Aim: Below are some records. Copy every line in them that holds "digital".

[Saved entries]
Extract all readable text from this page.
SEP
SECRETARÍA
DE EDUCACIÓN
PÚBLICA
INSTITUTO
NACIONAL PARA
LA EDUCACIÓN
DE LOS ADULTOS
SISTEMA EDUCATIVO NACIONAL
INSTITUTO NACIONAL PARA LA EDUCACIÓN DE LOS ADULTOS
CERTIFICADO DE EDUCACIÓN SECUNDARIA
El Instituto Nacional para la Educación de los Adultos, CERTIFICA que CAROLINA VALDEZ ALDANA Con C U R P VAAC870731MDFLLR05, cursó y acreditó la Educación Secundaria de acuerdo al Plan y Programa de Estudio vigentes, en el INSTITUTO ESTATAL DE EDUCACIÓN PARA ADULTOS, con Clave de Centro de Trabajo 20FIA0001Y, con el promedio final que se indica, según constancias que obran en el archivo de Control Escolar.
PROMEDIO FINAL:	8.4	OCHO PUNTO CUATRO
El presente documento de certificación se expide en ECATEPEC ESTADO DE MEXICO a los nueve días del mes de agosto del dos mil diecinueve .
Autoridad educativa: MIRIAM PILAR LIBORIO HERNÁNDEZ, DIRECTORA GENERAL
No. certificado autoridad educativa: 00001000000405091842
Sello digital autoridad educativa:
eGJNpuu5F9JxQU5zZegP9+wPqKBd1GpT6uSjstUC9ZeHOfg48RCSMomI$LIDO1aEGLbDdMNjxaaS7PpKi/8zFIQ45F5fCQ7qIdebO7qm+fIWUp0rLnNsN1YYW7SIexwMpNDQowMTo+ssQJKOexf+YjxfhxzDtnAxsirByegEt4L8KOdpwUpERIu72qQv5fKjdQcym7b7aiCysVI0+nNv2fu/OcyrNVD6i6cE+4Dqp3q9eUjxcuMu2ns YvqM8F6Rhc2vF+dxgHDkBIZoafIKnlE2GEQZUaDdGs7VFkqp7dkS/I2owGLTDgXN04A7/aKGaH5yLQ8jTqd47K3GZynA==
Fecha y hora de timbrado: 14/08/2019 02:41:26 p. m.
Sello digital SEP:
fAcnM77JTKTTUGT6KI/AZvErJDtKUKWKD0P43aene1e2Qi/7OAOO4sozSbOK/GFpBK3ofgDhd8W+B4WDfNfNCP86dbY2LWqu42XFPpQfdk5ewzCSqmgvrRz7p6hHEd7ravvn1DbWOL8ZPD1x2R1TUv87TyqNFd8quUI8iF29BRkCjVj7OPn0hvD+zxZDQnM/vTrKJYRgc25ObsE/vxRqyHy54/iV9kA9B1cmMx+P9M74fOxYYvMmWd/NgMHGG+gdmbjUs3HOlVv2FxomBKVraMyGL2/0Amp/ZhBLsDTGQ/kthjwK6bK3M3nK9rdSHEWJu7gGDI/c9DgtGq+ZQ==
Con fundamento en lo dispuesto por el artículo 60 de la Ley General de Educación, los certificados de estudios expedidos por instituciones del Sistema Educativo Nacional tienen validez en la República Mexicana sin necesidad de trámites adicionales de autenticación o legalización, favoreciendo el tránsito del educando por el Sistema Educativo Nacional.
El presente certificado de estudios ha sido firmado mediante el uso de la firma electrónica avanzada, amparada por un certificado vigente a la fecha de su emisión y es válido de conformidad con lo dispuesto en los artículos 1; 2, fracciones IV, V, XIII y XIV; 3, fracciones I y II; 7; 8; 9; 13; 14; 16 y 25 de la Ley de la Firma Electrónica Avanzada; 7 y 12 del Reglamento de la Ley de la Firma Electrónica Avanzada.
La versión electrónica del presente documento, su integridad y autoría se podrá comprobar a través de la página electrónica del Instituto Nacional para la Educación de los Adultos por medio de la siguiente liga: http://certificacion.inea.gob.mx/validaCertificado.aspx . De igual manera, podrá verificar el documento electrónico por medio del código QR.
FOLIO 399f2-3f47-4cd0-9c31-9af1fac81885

Task response:
Sello digital autoridad educativa:
Sello digital SEP:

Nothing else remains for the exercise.